-- start of Given data --
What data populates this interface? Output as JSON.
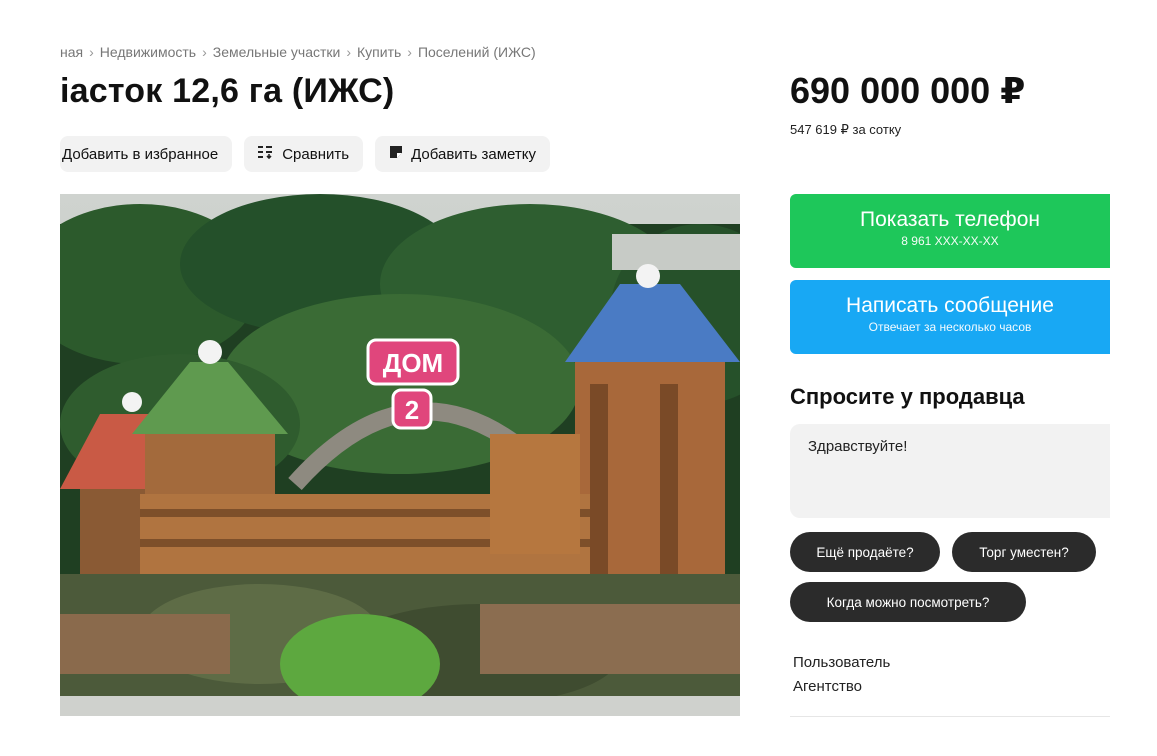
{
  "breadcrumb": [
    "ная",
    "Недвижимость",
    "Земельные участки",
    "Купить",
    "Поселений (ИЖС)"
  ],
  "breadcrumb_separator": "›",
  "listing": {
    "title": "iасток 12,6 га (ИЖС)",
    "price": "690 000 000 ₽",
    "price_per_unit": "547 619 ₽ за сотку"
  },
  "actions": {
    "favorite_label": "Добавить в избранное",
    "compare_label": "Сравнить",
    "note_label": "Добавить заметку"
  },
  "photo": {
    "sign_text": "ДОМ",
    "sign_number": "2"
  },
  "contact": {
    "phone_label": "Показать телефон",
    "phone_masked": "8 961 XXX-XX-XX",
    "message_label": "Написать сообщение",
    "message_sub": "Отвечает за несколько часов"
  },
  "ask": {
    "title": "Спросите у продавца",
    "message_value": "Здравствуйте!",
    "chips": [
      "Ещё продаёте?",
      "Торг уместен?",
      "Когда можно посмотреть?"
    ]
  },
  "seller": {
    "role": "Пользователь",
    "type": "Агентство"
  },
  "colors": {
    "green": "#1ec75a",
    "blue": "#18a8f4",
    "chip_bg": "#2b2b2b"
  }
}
-- end of Given data --
Stated exercise » Copy out the data above exactly, except the pictures.

Reply »
What data populates this interface? Output as JSON.
{
  "breadcrumb": [
    "ная",
    "Недвижимость",
    "Земельные участки",
    "Купить",
    "Поселений (ИЖС)"
  ],
  "breadcrumb_separator": "›",
  "listing": {
    "title": "iасток 12,6 га (ИЖС)",
    "price": "690 000 000 ₽",
    "price_per_unit": "547 619 ₽ за сотку"
  },
  "actions": {
    "favorite_label": "Добавить в избранное",
    "compare_label": "Сравнить",
    "note_label": "Добавить заметку"
  },
  "photo": {
    "sign_text": "ДОМ",
    "sign_number": "2"
  },
  "contact": {
    "phone_label": "Показать телефон",
    "phone_masked": "8 961 XXX-XX-XX",
    "message_label": "Написать сообщение",
    "message_sub": "Отвечает за несколько часов"
  },
  "ask": {
    "title": "Спросите у продавца",
    "message_value": "Здравствуйте!",
    "chips": [
      "Ещё продаёте?",
      "Торг уместен?",
      "Когда можно посмотреть?"
    ]
  },
  "seller": {
    "role": "Пользователь",
    "type": "Агентство"
  },
  "colors": {
    "green": "#1ec75a",
    "blue": "#18a8f4",
    "chip_bg": "#2b2b2b"
  }
}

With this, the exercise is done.